Directions: Check each line of the entries below for the string "word" and state how many lines have it, with no other text.

Entries from a dataset:

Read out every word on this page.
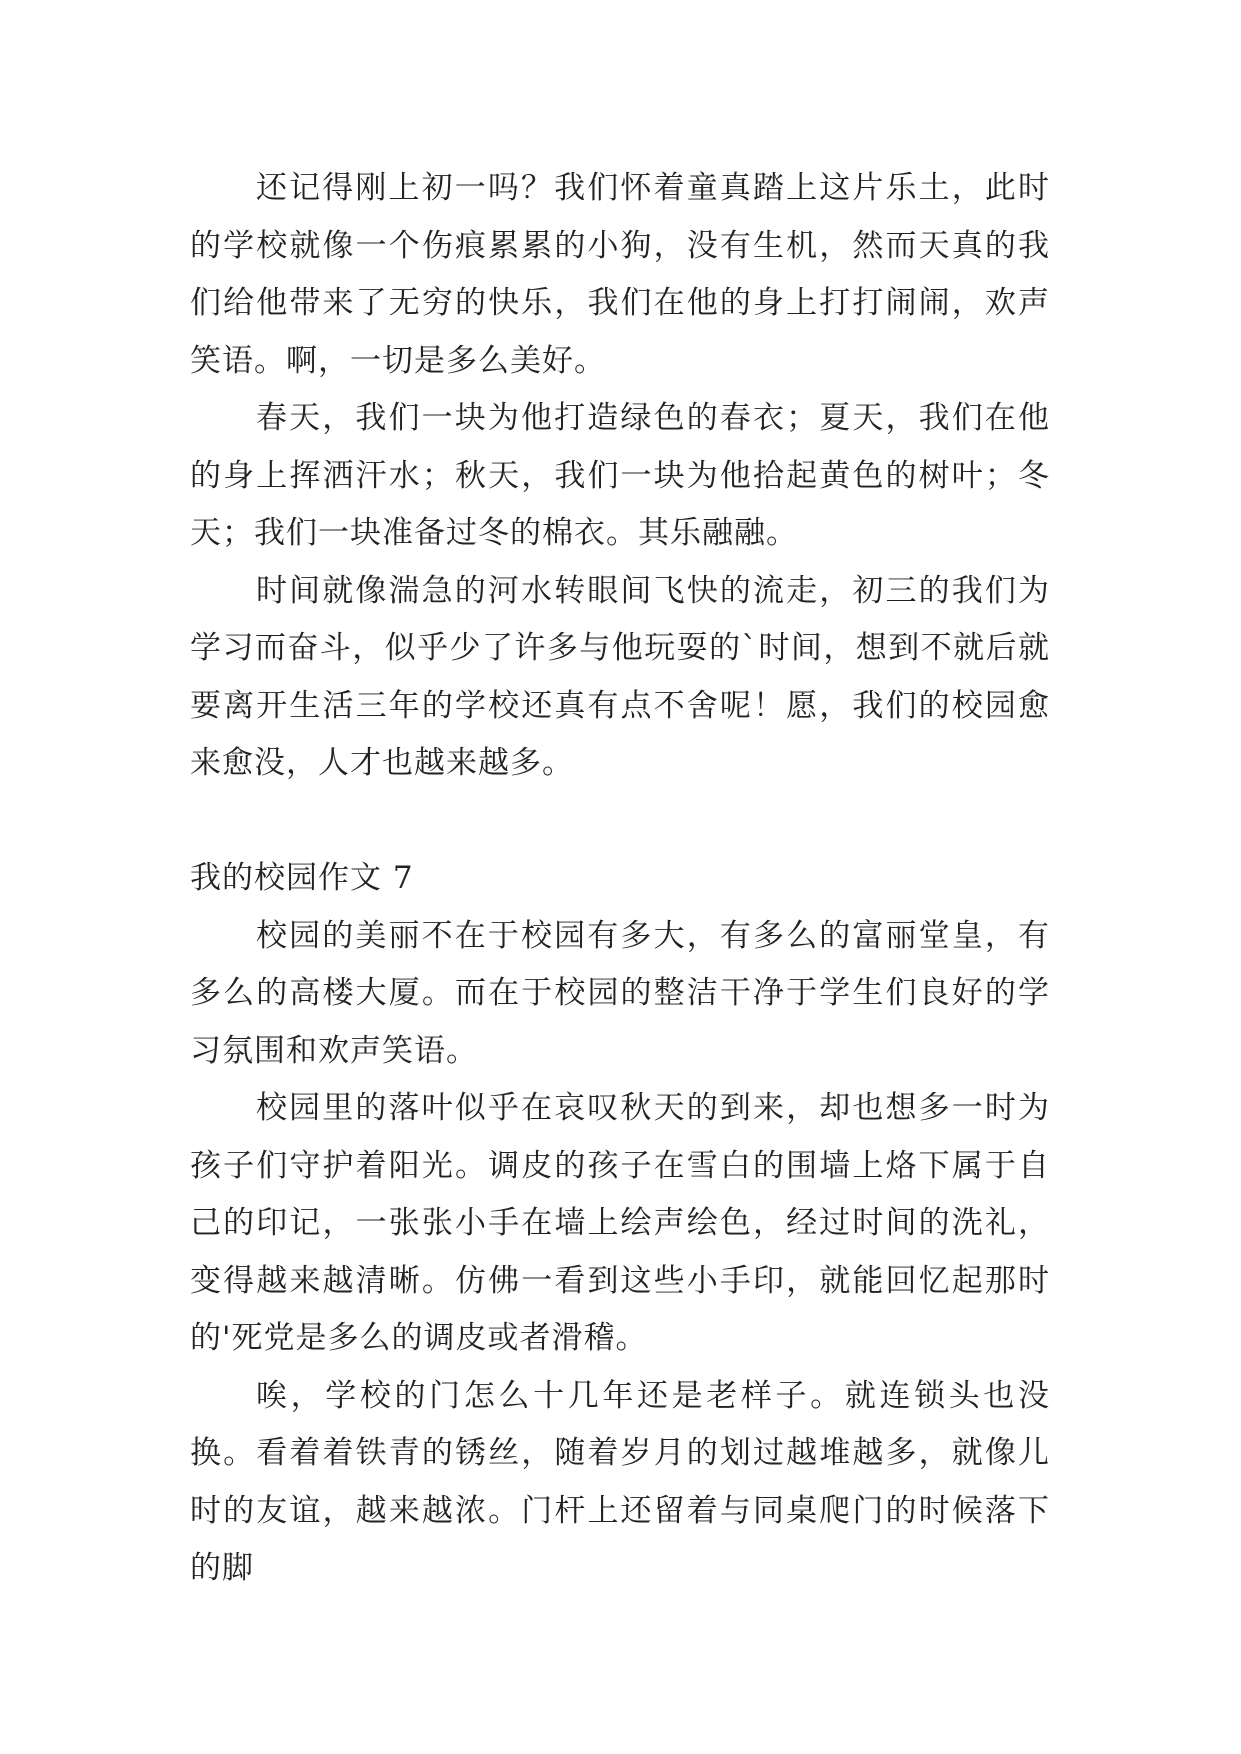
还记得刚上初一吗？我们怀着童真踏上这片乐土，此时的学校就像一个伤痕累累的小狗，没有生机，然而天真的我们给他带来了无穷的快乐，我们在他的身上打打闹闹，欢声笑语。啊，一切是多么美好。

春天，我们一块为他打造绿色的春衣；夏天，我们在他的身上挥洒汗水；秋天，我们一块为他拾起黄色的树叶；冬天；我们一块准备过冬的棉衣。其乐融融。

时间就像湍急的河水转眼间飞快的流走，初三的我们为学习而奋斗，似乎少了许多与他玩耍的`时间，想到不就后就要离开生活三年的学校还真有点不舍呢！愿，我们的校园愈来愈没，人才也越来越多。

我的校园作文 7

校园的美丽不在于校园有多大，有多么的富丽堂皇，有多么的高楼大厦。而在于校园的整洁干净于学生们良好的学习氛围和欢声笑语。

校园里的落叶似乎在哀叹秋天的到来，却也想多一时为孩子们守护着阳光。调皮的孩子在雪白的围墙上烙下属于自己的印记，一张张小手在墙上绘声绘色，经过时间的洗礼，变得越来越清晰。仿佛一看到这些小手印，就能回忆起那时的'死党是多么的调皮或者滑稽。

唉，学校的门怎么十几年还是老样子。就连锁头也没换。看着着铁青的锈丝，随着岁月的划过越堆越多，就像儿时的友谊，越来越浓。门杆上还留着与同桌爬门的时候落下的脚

---

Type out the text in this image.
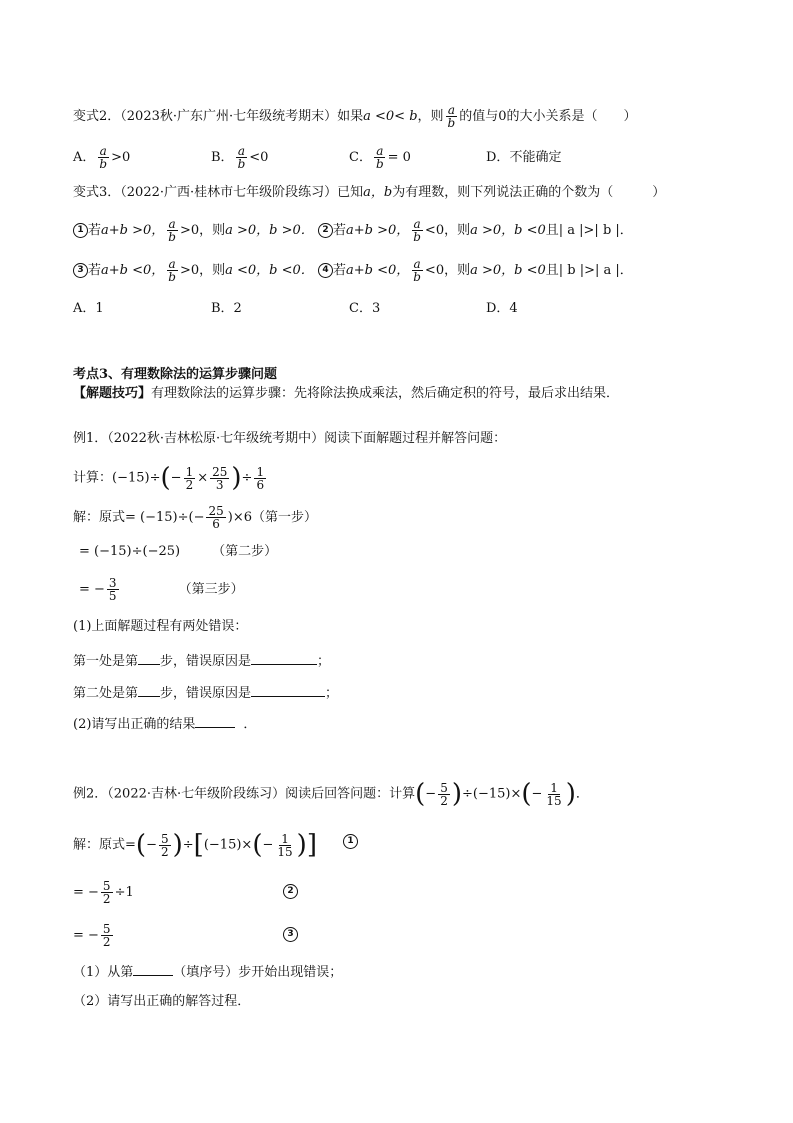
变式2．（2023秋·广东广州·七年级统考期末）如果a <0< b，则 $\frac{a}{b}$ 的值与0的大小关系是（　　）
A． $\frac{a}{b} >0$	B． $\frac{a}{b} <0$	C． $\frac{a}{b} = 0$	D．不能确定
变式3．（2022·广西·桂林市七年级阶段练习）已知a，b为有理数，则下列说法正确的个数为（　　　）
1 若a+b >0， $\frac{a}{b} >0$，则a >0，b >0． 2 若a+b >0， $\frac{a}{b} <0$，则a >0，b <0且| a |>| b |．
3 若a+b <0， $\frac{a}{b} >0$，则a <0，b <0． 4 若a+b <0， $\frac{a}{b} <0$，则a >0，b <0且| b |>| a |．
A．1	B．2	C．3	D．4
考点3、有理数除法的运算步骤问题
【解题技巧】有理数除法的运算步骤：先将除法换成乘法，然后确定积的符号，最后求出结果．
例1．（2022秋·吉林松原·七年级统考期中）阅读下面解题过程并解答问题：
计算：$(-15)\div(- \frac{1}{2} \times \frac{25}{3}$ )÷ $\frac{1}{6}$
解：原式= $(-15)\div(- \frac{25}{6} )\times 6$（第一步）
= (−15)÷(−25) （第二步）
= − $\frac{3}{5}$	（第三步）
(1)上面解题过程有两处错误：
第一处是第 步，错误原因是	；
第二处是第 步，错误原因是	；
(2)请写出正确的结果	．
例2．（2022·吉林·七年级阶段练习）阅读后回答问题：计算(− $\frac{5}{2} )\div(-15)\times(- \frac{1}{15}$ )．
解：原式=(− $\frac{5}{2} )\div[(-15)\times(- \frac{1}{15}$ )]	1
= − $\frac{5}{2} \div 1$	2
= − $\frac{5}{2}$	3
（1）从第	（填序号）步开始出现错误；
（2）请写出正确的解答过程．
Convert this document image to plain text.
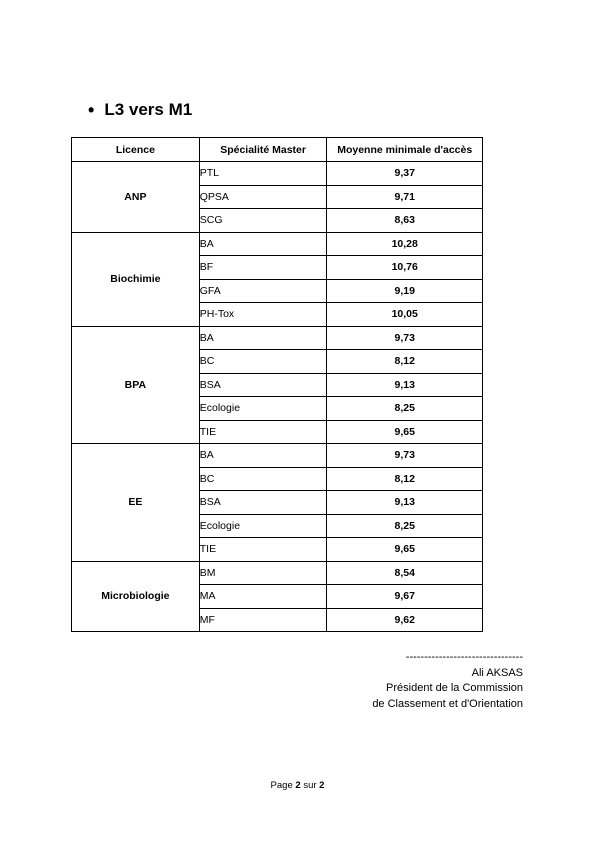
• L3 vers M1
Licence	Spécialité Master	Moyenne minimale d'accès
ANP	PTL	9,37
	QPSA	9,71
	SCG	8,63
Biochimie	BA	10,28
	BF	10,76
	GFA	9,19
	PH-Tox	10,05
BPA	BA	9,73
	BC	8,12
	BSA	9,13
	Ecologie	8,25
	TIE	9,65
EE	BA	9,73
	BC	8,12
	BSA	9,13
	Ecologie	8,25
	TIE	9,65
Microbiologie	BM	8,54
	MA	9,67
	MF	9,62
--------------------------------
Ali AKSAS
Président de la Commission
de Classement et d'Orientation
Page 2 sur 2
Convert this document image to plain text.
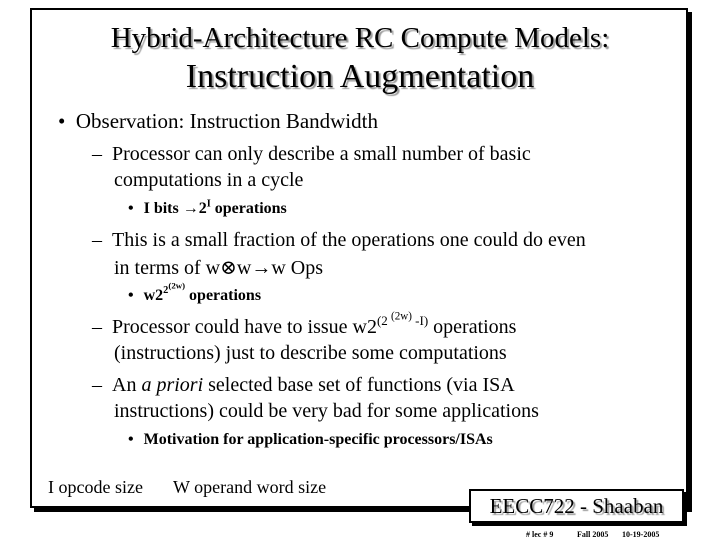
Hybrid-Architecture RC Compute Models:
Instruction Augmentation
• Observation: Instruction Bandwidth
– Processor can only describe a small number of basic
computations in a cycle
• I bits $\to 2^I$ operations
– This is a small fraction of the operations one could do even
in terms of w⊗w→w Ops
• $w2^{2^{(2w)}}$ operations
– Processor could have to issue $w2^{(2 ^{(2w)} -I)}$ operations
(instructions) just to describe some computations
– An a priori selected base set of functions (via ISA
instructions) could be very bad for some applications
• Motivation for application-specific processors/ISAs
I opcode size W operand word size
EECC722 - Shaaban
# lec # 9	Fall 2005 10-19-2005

==

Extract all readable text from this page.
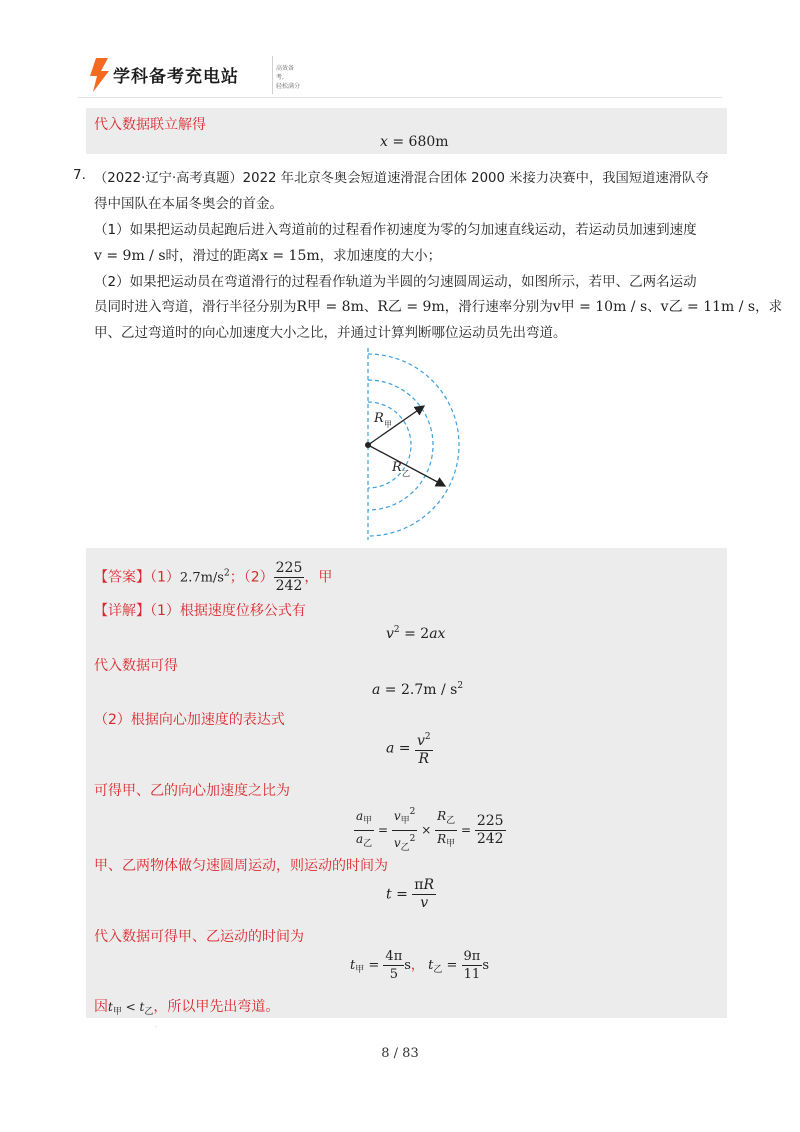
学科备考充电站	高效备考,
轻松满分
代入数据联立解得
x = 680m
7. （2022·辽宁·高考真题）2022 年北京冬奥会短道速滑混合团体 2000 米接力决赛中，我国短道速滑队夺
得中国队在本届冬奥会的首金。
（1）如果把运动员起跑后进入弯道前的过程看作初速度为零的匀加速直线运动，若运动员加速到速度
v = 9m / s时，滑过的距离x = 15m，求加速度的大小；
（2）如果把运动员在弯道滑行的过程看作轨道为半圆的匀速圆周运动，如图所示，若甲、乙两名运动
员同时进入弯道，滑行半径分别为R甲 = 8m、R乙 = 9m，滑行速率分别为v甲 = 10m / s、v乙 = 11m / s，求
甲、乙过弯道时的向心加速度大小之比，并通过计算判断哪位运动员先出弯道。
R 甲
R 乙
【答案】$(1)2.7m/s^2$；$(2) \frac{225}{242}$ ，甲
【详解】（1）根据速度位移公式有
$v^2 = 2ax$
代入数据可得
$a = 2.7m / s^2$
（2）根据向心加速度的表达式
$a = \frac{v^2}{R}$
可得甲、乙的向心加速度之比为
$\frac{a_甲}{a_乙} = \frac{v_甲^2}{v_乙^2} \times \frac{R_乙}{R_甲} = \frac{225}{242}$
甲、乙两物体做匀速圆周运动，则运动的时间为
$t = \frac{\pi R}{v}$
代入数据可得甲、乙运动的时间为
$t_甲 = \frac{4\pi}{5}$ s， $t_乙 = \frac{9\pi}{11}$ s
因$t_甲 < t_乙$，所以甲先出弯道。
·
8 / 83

Task solution: 2